---- Data entries

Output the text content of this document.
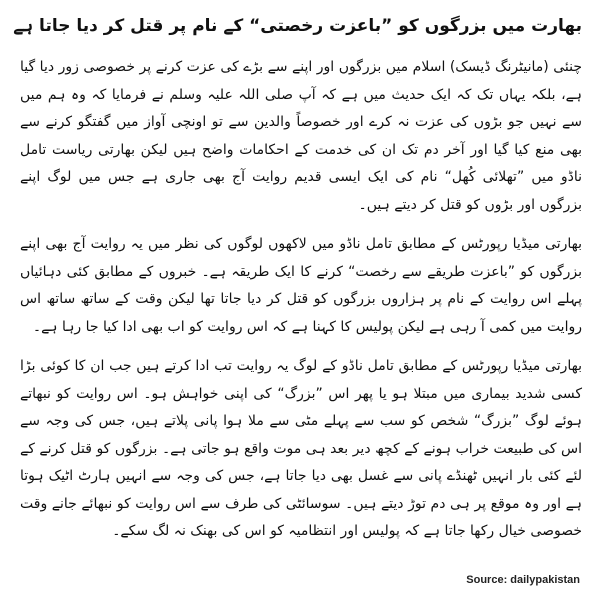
بھارت میں بزرگوں کو ”باعزت رخصتی“ کے نام پر قتل کر دیا جاتا ہے

چنئی (مانیٹرنگ ڈیسک) اسلام میں بزرگوں اور اپنے سے بڑے کی عزت کرنے پر خصوصی زور دیا گیا ہے، بلکہ یہاں تک کہ ایک حدیث میں ہے کہ آپ صلی اللہ علیہ وسلم نے فرمایا کہ وہ ہم میں سے نہیں جو بڑوں کی عزت نہ کرے اور خصوصاً والدین سے تو اونچی آواز میں گفتگو کرنے سے بھی منع کیا گیا اور آخر دم تک ان کی خدمت کے احکامات واضح ہیں لیکن بھارتی ریاست تامل ناڈو میں ”تھلائی کُھل“ نام کی ایک ایسی قدیم روایت آج بھی جاری ہے جس میں لوگ اپنے بزرگوں اور بڑوں کو قتل کر دیتے ہیں۔

بھارتی میڈیا رپورٹس کے مطابق تامل ناڈو میں لاکھوں لوگوں کی نظر میں یہ روایت آج بھی اپنے بزرگوں کو ”باعزت طریقے سے رخصت“ کرنے کا ایک طریقہ ہے۔ خبروں کے مطابق کئی دہائیاں پہلے اس روایت کے نام پر ہزاروں بزرگوں کو قتل کر دیا جاتا تھا لیکن وقت کے ساتھ ساتھ اس روایت میں کمی آ رہی ہے لیکن پولیس کا کہنا ہے کہ اس روایت کو اب بھی ادا کیا جا رہا ہے۔

بھارتی میڈیا رپورٹس کے مطابق تامل ناڈو کے لوگ یہ روایت تب ادا کرتے ہیں جب ان کا کوئی بڑا کسی شدید بیماری میں مبتلا ہو یا پھر اس ”بزرگ“ کی اپنی خواہش ہو۔ اس روایت کو نبھاتے ہوئے لوگ ”بزرگ“ شخص کو سب سے پہلے مٹی سے ملا ہوا پانی پلاتے ہیں، جس کی وجہ سے اس کی طبیعت خراب ہونے کے کچھ دیر بعد ہی موت واقع ہو جاتی ہے۔ بزرگوں کو قتل کرنے کے لئے کئی بار انہیں ٹھنڈے پانی سے غسل بھی دیا جاتا ہے، جس کی وجہ سے انہیں ہارٹ اٹیک ہوتا ہے اور وہ موقع پر ہی دم توڑ دیتے ہیں۔ سوسائٹی کی طرف سے اس روایت کو نبھائے جانے وقت خصوصی خیال رکھا جاتا ہے کہ پولیس اور انتظامیہ کو اس کی بھنک نہ لگ سکے۔

Source: dailypakistan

--------

Write out all the entries exactly, except for the pictures.

> **Written answer**
Output the text content of this document.
بھارت میں بزرگوں کو ”باعزت رخصتی“ کے نام پر قتل کر دیا جاتا ہے

چنئی (مانیٹرنگ ڈیسک) اسلام میں بزرگوں اور اپنے سے بڑے کی عزت کرنے پر خصوصی زور دیا گیا ہے، بلکہ یہاں تک کہ ایک حدیث میں ہے کہ آپ صلی اللہ علیہ وسلم نے فرمایا کہ وہ ہم میں سے نہیں جو بڑوں کی عزت نہ کرے اور خصوصاً والدین سے تو اونچی آواز میں گفتگو کرنے سے بھی منع کیا گیا اور آخر دم تک ان کی خدمت کے احکامات واضح ہیں لیکن بھارتی ریاست تامل ناڈو میں ”تھلائی کُھل“ نام کی ایک ایسی قدیم روایت آج بھی جاری ہے جس میں لوگ اپنے بزرگوں اور بڑوں کو قتل کر دیتے ہیں۔

بھارتی میڈیا رپورٹس کے مطابق تامل ناڈو میں لاکھوں لوگوں کی نظر میں یہ روایت آج بھی اپنے بزرگوں کو ”باعزت طریقے سے رخصت“ کرنے کا ایک طریقہ ہے۔ خبروں کے مطابق کئی دہائیاں پہلے اس روایت کے نام پر ہزاروں بزرگوں کو قتل کر دیا جاتا تھا لیکن وقت کے ساتھ ساتھ اس روایت میں کمی آ رہی ہے لیکن پولیس کا کہنا ہے کہ اس روایت کو اب بھی ادا کیا جا رہا ہے۔

بھارتی میڈیا رپورٹس کے مطابق تامل ناڈو کے لوگ یہ روایت تب ادا کرتے ہیں جب ان کا کوئی بڑا کسی شدید بیماری میں مبتلا ہو یا پھر اس ”بزرگ“ کی اپنی خواہش ہو۔ اس روایت کو نبھاتے ہوئے لوگ ”بزرگ“ شخص کو سب سے پہلے مٹی سے ملا ہوا پانی پلاتے ہیں، جس کی وجہ سے اس کی طبیعت خراب ہونے کے کچھ دیر بعد ہی موت واقع ہو جاتی ہے۔ بزرگوں کو قتل کرنے کے لئے کئی بار انہیں ٹھنڈے پانی سے غسل بھی دیا جاتا ہے، جس کی وجہ سے انہیں ہارٹ اٹیک ہوتا ہے اور وہ موقع پر ہی دم توڑ دیتے ہیں۔ سوسائٹی کی طرف سے اس روایت کو نبھائے جانے وقت خصوصی خیال رکھا جاتا ہے کہ پولیس اور انتظامیہ کو اس کی بھنک نہ لگ سکے۔

Source: dailypakistan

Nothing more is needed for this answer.